+++ SOURCE TEXT
The Pull of the Mangroves and the Sea

Jerri ChidiThere is something about water that draws humans and other living beings. Could it be the fact that up to 60 percent of the human body is made up of water? When people say that water is life, the meaning goes deeper than the fact that water quenches our thirst, refreshes us and generally feeds us. It also refers to the fact that water provides the environment for aquatic species to thrive and generally for a vast variety of fauna and flora.

One of the tree species that gives an unforgettable presence once your eyes lock on them is the mangrove. If you are fisher, the sight of a mangrove forest signifies the abundance of fish. No matter who you are, the stately and entangled stilt roots lining a coastline, with a dense canopy of branches and leaves, are captivating pictures to behold.

The pull of the endless expanse of the sea and the pull of the terrestrial verdant mangrove canopies on the coastline engage in continuous battle of who would hold captive the coastline communities as well as the fishers. This push and pull gives creative impetus to fishers who sing as they row out into the sea and as they row back with their catch to the expectant reception of families and friends. What would life be in a Niger Delta without mangroves?

The generous aesthetics and socio-economic pull of the mangrove environment along the Nigerian coastline got Jerry Chidi, a documentary photographer, to make the journeys along the banks of our major rivers as well as along the Atlantic coast from Badagry to Bakassi over a period of ten years. His output is a testament to focus, tenacity and high crafts from a man who sees photography as medium for awakening of consciousness. He describes his photography as a “medium for inspiration and social awakening… not only to entertain us but to also arouse in us feelings of empathy and deep connection to other beings, places or social issues and ultimately to move us to action.”
++++++
# [STATED EXERCISE 1]
Condense the paragraph of the mangrove passage that begins "The generous aesthetics and socio-economic pull" into a short bulleted list, keeping its main facts.
+++ RAW RECORDS
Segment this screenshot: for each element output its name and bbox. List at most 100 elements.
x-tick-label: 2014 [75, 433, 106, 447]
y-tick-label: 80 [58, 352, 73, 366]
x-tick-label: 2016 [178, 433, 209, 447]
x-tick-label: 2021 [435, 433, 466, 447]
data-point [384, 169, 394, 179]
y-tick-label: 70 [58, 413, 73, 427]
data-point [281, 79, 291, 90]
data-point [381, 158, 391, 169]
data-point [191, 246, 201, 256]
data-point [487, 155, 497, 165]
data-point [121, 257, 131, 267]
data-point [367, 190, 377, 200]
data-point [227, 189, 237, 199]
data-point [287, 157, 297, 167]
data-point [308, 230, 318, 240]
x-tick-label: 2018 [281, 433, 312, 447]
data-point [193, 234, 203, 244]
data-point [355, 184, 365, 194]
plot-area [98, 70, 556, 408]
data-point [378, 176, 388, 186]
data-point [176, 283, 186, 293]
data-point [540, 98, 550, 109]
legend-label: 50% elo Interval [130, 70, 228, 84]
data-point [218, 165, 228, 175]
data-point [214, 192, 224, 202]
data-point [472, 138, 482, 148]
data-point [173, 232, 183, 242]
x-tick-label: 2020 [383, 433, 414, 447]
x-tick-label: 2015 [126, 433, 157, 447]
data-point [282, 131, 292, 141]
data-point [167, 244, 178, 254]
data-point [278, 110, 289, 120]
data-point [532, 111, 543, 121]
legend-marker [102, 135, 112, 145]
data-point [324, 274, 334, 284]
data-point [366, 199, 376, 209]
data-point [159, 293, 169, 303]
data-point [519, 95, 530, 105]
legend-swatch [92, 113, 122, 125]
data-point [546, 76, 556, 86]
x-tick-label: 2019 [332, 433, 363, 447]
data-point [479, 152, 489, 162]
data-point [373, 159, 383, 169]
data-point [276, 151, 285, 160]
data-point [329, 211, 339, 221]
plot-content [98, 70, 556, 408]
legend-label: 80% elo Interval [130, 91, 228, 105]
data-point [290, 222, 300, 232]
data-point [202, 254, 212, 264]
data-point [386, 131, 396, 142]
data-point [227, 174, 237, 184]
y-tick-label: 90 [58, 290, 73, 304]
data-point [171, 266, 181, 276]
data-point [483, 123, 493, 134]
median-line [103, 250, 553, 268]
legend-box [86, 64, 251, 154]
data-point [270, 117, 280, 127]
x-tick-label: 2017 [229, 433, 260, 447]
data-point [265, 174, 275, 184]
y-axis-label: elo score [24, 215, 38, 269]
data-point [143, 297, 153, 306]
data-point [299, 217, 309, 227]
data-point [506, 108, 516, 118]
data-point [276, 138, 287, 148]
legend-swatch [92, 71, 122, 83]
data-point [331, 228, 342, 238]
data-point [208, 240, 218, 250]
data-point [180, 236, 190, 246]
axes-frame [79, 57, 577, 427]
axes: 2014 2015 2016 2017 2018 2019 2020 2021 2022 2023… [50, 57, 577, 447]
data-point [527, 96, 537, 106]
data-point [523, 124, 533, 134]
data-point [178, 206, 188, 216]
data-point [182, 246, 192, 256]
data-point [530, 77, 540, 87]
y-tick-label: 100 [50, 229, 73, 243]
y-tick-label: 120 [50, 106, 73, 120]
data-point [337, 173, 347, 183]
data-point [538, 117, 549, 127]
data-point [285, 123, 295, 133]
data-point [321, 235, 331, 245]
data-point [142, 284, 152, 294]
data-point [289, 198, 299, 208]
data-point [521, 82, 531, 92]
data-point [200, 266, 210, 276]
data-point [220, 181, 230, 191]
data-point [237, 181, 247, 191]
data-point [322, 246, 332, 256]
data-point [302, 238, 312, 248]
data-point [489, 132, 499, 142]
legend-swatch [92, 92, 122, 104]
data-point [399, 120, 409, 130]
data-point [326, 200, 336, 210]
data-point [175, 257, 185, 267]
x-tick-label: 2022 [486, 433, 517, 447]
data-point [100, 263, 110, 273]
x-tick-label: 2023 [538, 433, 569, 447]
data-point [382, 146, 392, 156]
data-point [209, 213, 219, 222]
++++++
+++ RAW RECORDS
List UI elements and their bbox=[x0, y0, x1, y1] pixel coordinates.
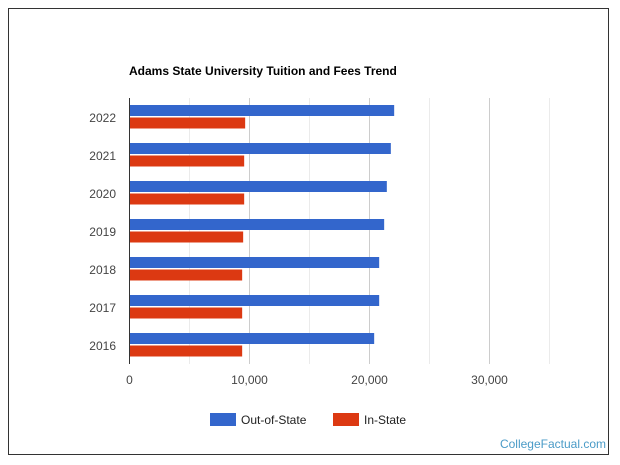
++++++
# [STATED EXERCISE 2]
Give the rows from the one containing "Segment this screenshot: for" through the one containing "data-point [159, 293, 169, 303]" as a JSON list of strings, with one string per row and blank rows left out.

# [COMPLETE OUTPUT 1]
- Jerry Chidi, a documentary photographer, was drawn by the beauty and the socio-economic pull of the mangrove environment along the Nigerian coastline.
- Over ten years, he traveled along the banks of the major rivers and along the Atlantic coast from Badagry to Bakassi.
- His work shows focus, tenacity and high craft.
- He sees photography as a medium for awakening consciousness, inspiration and social awakening.
- He wants his photographs to entertain, to stir empathy and a deep connection to other beings, places or social issues, and ultimately to move people to action.

# [COMPLETE OUTPUT 2]
[
  "Segment this screenshot: for each element output its name and bbox. List at most 100 elements.",
  "x-tick-label: 2014 [75, 433, 106, 447]",
  "y-tick-label: 80 [58, 352, 73, 366]",
  "x-tick-label: 2016 [178, 433, 209, 447]",
  "x-tick-label: 2021 [435, 433, 466, 447]",
  "data-point [384, 169, 394, 179]",
  "y-tick-label: 70 [58, 413, 73, 427]",
  "data-point [281, 79, 291, 90]",
  "data-point [381, 158, 391, 169]",
  "data-point [191, 246, 201, 256]",
  "data-point [487, 155, 497, 165]",
  "data-point [121, 257, 131, 267]",
  "data-point [367, 190, 377, 200]",
  "data-point [227, 189, 237, 199]",
  "data-point [287, 157, 297, 167]",
  "data-point [308, 230, 318, 240]",
  "x-tick-label: 2018 [281, 433, 312, 447]",
  "data-point [193, 234, 203, 244]",
  "data-point [355, 184, 365, 194]",
  "plot-area [98, 70, 556, 408]",
  "data-point [378, 176, 388, 186]",
  "data-point [176, 283, 186, 293]",
  "data-point [540, 98, 550, 109]",
  "legend-label: 50% elo Interval [130, 70, 228, 84]",
  "data-point [218, 165, 228, 175]",
  "data-point [214, 192, 224, 202]",
  "data-point [472, 138, 482, 148]",
  "data-point [173, 232, 183, 242]",
  "x-tick-label: 2020 [383, 433, 414, 447]",
  "x-tick-label: 2015 [126, 433, 157, 447]",
  "data-point [282, 131, 292, 141]",
  "data-point [167, 244, 178, 254]",
  "data-point [278, 110, 289, 120]",
  "data-point [532, 111, 543, 121]",
  "legend-marker [102, 135, 112, 145]",
  "data-point [324, 274, 334, 284]",
  "data-point [366, 199, 376, 209]",
  "data-point [159, 293, 169, 303]"
]